#### PROVIDED ENTRIES
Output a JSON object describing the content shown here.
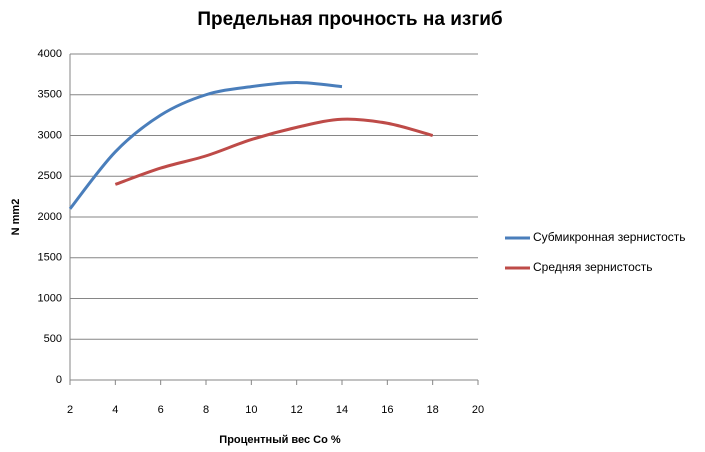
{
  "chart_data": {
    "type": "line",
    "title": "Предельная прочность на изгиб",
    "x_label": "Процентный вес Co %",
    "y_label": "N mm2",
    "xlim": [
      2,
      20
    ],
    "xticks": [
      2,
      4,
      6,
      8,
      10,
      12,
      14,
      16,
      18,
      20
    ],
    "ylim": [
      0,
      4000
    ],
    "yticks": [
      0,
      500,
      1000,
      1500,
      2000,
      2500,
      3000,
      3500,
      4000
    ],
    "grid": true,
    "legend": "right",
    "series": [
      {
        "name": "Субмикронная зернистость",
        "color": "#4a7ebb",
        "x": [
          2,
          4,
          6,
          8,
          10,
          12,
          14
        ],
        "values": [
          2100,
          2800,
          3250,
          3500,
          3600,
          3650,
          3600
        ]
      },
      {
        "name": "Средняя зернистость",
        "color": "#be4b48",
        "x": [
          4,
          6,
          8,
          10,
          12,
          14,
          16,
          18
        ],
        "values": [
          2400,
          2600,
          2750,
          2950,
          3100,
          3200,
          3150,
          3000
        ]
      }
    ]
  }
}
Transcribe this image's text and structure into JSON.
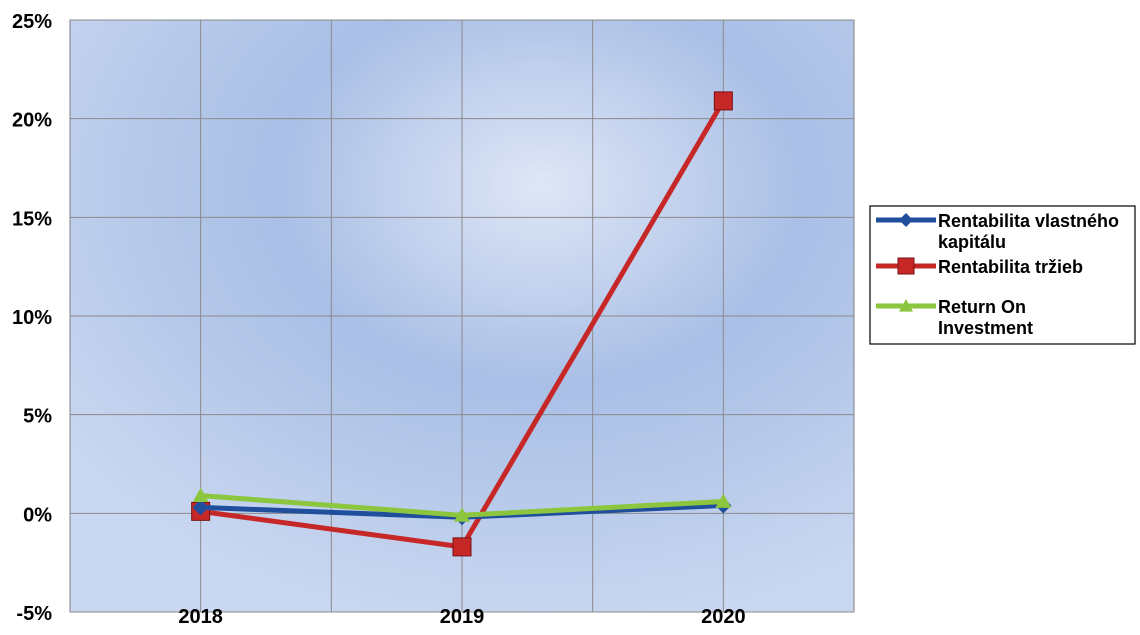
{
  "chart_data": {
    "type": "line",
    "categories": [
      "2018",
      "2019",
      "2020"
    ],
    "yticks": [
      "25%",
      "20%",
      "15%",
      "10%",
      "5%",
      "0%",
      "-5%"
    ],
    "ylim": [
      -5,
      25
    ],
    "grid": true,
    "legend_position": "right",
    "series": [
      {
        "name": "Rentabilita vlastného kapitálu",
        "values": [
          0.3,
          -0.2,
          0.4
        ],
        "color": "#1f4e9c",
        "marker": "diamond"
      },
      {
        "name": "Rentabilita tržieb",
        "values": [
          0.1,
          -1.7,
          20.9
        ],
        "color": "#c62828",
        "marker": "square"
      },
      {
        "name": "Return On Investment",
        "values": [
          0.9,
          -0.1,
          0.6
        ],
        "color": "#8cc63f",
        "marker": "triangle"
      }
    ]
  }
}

#### WHAT IS BEING ASKED
Retype each entry precisely. Skip images entirely.

#### ANSWER BELOW
Output a JSON object describing the content shown here.
{
  "chart_data": {
    "type": "line",
    "title": "Предельная прочность на изгиб",
    "x_label": "Процентный вес Co %",
    "y_label": "N mm2",
    "xlim": [
      2,
      20
    ],
    "xticks": [
      2,
      4,
      6,
      8,
      10,
      12,
      14,
      16,
      18,
      20
    ],
    "ylim": [
      0,
      4000
    ],
    "yticks": [
      0,
      500,
      1000,
      1500,
      2000,
      2500,
      3000,
      3500,
      4000
    ],
    "grid": true,
    "legend": "right",
    "series": [
      {
        "name": "Субмикронная зернистость",
        "color": "#4a7ebb",
        "x": [
          2,
          4,
          6,
          8,
          10,
          12,
          14
        ],
        "values": [
          2100,
          2800,
          3250,
          3500,
          3600,
          3650,
          3600
        ]
      },
      {
        "name": "Средняя зернистость",
        "color": "#be4b48",
        "x": [
          4,
          6,
          8,
          10,
          12,
          14,
          16,
          18
        ],
        "values": [
          2400,
          2600,
          2750,
          2950,
          3100,
          3200,
          3150,
          3000
        ]
      }
    ]
  }
}
Transcribe this image's text and structure into JSON.
{
  "chart_data": {
    "type": "line",
    "categories": [
      "2018",
      "2019",
      "2020"
    ],
    "yticks": [
      "25%",
      "20%",
      "15%",
      "10%",
      "5%",
      "0%",
      "-5%"
    ],
    "ylim": [
      -5,
      25
    ],
    "grid": true,
    "legend_position": "right",
    "series": [
      {
        "name": "Rentabilita vlastného kapitálu",
        "values": [
          0.3,
          -0.2,
          0.4
        ],
        "color": "#1f4e9c",
        "marker": "diamond"
      },
      {
        "name": "Rentabilita tržieb",
        "values": [
          0.1,
          -1.7,
          20.9
        ],
        "color": "#c62828",
        "marker": "square"
      },
      {
        "name": "Return On Investment",
        "values": [
          0.9,
          -0.1,
          0.6
        ],
        "color": "#8cc63f",
        "marker": "triangle"
      }
    ]
  }
}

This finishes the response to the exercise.